| EXERCISE DETAILS |
Pull each line holding the word "سعيد" from the data.

| PROVIDED RECORDS |
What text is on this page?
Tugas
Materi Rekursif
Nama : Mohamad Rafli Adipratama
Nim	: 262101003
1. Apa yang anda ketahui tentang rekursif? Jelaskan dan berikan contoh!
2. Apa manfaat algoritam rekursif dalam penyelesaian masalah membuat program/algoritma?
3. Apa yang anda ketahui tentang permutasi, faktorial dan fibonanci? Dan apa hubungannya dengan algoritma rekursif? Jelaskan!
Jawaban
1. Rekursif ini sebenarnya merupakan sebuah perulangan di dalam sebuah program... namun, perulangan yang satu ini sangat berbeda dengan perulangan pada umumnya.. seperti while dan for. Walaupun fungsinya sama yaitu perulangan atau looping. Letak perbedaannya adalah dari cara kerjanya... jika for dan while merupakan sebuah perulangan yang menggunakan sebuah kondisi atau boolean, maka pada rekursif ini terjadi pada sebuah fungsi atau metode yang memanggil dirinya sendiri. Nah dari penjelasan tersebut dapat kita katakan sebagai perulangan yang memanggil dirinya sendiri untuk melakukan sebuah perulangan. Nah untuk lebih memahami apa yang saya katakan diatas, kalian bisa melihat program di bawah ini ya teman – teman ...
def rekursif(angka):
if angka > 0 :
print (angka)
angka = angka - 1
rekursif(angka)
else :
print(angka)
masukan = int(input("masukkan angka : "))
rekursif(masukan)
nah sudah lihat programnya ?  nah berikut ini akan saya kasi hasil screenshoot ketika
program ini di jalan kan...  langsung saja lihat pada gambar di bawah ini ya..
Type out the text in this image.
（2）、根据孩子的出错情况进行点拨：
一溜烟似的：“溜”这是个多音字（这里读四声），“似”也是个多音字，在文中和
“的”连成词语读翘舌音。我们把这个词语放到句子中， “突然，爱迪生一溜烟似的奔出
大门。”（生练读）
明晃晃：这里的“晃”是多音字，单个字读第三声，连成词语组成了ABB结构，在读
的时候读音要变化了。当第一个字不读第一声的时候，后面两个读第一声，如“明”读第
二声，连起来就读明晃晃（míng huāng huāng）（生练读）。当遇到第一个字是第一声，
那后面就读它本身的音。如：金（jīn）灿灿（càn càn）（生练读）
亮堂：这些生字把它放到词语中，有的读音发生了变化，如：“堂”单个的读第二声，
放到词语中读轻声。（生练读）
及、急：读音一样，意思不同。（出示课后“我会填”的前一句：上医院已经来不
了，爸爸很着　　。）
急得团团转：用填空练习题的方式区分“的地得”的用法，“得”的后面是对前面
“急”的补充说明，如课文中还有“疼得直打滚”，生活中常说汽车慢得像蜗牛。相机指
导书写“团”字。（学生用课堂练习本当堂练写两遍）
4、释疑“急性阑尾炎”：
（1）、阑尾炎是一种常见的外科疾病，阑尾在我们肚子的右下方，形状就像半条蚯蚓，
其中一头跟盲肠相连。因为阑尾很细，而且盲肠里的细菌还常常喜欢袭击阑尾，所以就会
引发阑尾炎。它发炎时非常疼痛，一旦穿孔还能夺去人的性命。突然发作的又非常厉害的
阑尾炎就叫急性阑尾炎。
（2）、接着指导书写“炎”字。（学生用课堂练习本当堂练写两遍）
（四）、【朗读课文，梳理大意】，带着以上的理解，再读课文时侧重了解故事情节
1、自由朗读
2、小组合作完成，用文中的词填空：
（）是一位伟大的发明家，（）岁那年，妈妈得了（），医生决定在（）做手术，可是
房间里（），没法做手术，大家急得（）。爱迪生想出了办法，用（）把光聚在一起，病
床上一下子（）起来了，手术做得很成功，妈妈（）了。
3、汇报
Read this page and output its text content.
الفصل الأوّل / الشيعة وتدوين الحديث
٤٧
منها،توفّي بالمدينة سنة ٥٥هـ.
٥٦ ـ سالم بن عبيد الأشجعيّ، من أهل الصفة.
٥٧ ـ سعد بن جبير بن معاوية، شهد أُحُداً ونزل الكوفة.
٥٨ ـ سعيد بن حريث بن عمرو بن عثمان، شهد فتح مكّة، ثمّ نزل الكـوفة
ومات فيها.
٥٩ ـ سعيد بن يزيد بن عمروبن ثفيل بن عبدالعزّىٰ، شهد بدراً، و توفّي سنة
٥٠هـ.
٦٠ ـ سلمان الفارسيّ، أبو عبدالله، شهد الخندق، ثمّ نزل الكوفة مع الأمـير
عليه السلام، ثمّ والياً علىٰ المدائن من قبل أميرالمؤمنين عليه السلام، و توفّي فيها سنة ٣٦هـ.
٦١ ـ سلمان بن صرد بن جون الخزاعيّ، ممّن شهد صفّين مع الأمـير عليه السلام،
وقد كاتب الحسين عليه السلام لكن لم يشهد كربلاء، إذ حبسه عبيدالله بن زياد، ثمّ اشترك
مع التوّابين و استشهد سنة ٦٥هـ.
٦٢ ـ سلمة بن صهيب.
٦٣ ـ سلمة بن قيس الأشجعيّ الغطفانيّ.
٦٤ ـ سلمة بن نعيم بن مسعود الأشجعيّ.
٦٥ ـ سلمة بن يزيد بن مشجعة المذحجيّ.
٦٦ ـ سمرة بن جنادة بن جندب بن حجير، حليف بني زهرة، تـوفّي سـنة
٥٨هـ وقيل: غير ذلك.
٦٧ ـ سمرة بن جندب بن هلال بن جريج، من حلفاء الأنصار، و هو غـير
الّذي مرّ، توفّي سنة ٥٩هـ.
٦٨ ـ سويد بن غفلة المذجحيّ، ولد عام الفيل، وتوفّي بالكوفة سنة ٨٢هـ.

| THE OUTPUT |
٥٨ ـ سعيد بن حريث بن عمرو بن عثمان، شهد فتح مكّة، ثمّ نزل الكـوفة
٥٩ ـ سعيد بن يزيد بن عمروبن ثفيل بن عبدالعزّىٰ، شهد بدراً، و توفّي سنة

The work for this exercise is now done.